COMPLETE THE FOLLOWING =>
a. Which three painters does the passage on Tonalist landscape painting name as Tonalism's earliest exponents?
b. Translate this sentence from the passage on Tonalist landscape painting into Spanish: "Artists usually represented pastoral scenes at dawn or dusk and evoked specific seasons, especially spring and autumn."

TEXT PASSAGE =>
Mygatt was profoundly influenced by the leading Tonalist landscape painters who emerged in the 1890s: J. Francis Murphy (1853–1921), Dwight Tryon (1849–1925), and Henry Ward Ranger (1858–1916). His work bears a pronounced similarity to that of Murphy, with whom he may have studied. Defined by Wanda M. Corn as “a style of intimacy and expressiveness, interpreting very specific themes in limited color scales and employing delicate effects of light to create vague, suggestive moods,”19 Tonalism evolved from the combined influences of French Barbizon painting, the Dutch Hague School, the innovations of James McNeill Whistler (1834–1903), Asian art, and the British Aesthetic movement. Its earliest exponents had been George Inness (1825–1894), Alexander Wyant (1836–1892), and Homer Dodge Martin (1836–1897). Tonalist landscape painters eschewed the spectacular, dramatic vistas characteristic of the Hudson River School in favor of poetic, generalized, and spiritual interpretations of unassuming segments of nature. Artists usually represented pastoral scenes at dawn or dusk and evoked specific seasons, especially spring and autumn. Simple, elegantly composed, and decorative, Tonalist landscapes were admired for their ability to induce a contemplative state within the mind of the viewer. Such scenes also had nationalistic undertones because the terrain was recognizably American; Mygatt and many of his colleagues, for example, favored the fields and marshlands of rural Connecticut.

Layout dataset entries =>
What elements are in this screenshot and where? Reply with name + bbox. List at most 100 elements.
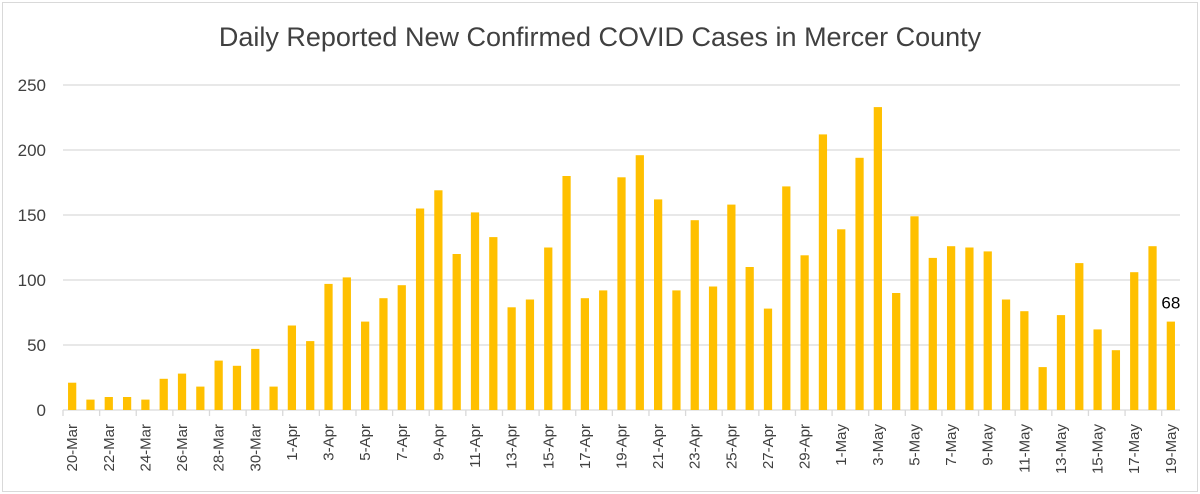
bar [1038, 367, 1047, 410]
x-tick-label: 22-Mar [101, 424, 118, 472]
bar [708, 286, 718, 410]
bar [214, 360, 223, 410]
bar [763, 308, 773, 410]
bar [68, 382, 77, 410]
x-tick-label: 9-May [980, 424, 997, 466]
bar [745, 267, 754, 410]
bar [544, 247, 553, 410]
bar [873, 107, 882, 410]
bar [361, 321, 370, 410]
bar [177, 373, 187, 410]
bar [452, 254, 461, 410]
x-tick-label: 9-Apr [430, 424, 447, 461]
bar [1056, 315, 1066, 410]
bar [122, 397, 132, 410]
bar [104, 397, 113, 410]
x-tick-label: 11-May [1016, 424, 1033, 473]
bar [525, 299, 535, 410]
bar [837, 229, 846, 410]
bar [1001, 299, 1011, 410]
x-tick-label: 23-Apr [687, 424, 704, 469]
bar [196, 386, 205, 410]
y-tick-label: 200 [18, 141, 46, 160]
bar [434, 190, 443, 410]
x-tick-label: 17-Apr [577, 424, 594, 469]
x-tick-label: 5-Apr [357, 424, 374, 461]
chart-title: Daily Reported New Confirmed COVID Cases… [218, 22, 982, 52]
bar [1166, 321, 1175, 410]
x-tick-label: 30-Mar [247, 424, 264, 472]
bar [782, 186, 791, 410]
x-tick-label: 1-Apr [284, 424, 301, 461]
y-tick-label: 0 [37, 401, 46, 420]
x-tick-label: 24-Mar [137, 424, 154, 472]
bar [562, 176, 571, 410]
bar [342, 277, 351, 410]
bar [818, 134, 828, 410]
bar [1020, 311, 1029, 410]
bar [397, 285, 406, 410]
x-tick-label: 19-May [1163, 424, 1180, 475]
bar [251, 348, 260, 410]
x-tick-label: 28-Mar [211, 424, 228, 472]
x-tick-label: 1-May [833, 424, 850, 466]
bar [159, 378, 168, 410]
x-tick-label: 19-Apr [614, 424, 631, 469]
x-tick-label: 15-Apr [540, 424, 557, 469]
y-tick-label: 50 [27, 336, 46, 355]
bar [672, 290, 681, 410]
bar [1148, 246, 1157, 410]
x-tick-label: 3-May [870, 424, 887, 466]
bar [965, 247, 974, 410]
x-tick-label: 27-Apr [760, 424, 777, 469]
bar [379, 298, 388, 410]
bar [580, 298, 589, 410]
bar [727, 204, 736, 410]
x-tick-label: 20-Mar [64, 424, 81, 472]
x-tick-label: 5-May [906, 424, 923, 466]
x-tick-label: 15-May [1090, 424, 1107, 475]
bar [306, 341, 315, 410]
y-tick-label: 100 [18, 271, 46, 290]
bar [415, 208, 425, 410]
x-tick-label: 13-Apr [504, 424, 521, 469]
bar [855, 157, 864, 410]
bar [287, 325, 297, 410]
bar [983, 251, 992, 410]
bar [470, 212, 480, 410]
x-tick-label: 29-Apr [797, 424, 814, 469]
bar [232, 365, 242, 410]
x-tick-label: 7-Apr [394, 424, 411, 461]
x-tick-label: 21-Apr [650, 424, 667, 469]
bar [1130, 272, 1139, 410]
bar [324, 283, 333, 410]
data-label: 68 [1161, 294, 1180, 313]
x-tick-label: 11-Apr [467, 424, 484, 468]
x-tick-label: 25-Apr [723, 424, 740, 469]
bar [86, 399, 95, 410]
bar [928, 257, 937, 410]
bar [1075, 263, 1084, 410]
bar [599, 290, 608, 410]
bar [1111, 350, 1121, 410]
x-tick-label: 7-May [943, 424, 960, 466]
y-tick-label: 150 [18, 206, 46, 225]
y-tick-label: 250 [18, 76, 46, 95]
x-tick-label: 13-May [1053, 424, 1070, 475]
bar [507, 307, 516, 410]
bar [654, 199, 663, 410]
bar [910, 216, 919, 410]
x-tick-label: 17-May [1126, 424, 1143, 475]
bar [141, 399, 150, 410]
x-tick-label: 3-Apr [321, 424, 338, 461]
bar [269, 386, 278, 410]
bar [946, 246, 956, 410]
bar [635, 155, 644, 410]
bar [690, 220, 699, 410]
bar [800, 255, 809, 410]
bar [617, 177, 626, 410]
bar [892, 293, 901, 410]
bar [489, 237, 498, 410]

FULL SOLUTIONS =>
a. George Inness, Alexander Wyant, and Homer Dodge Martin.

b. Los artistas solían representar escenas pastorales al amanecer o al anochecer y evocaban estaciones específicas, especialmente la primavera y el otoño.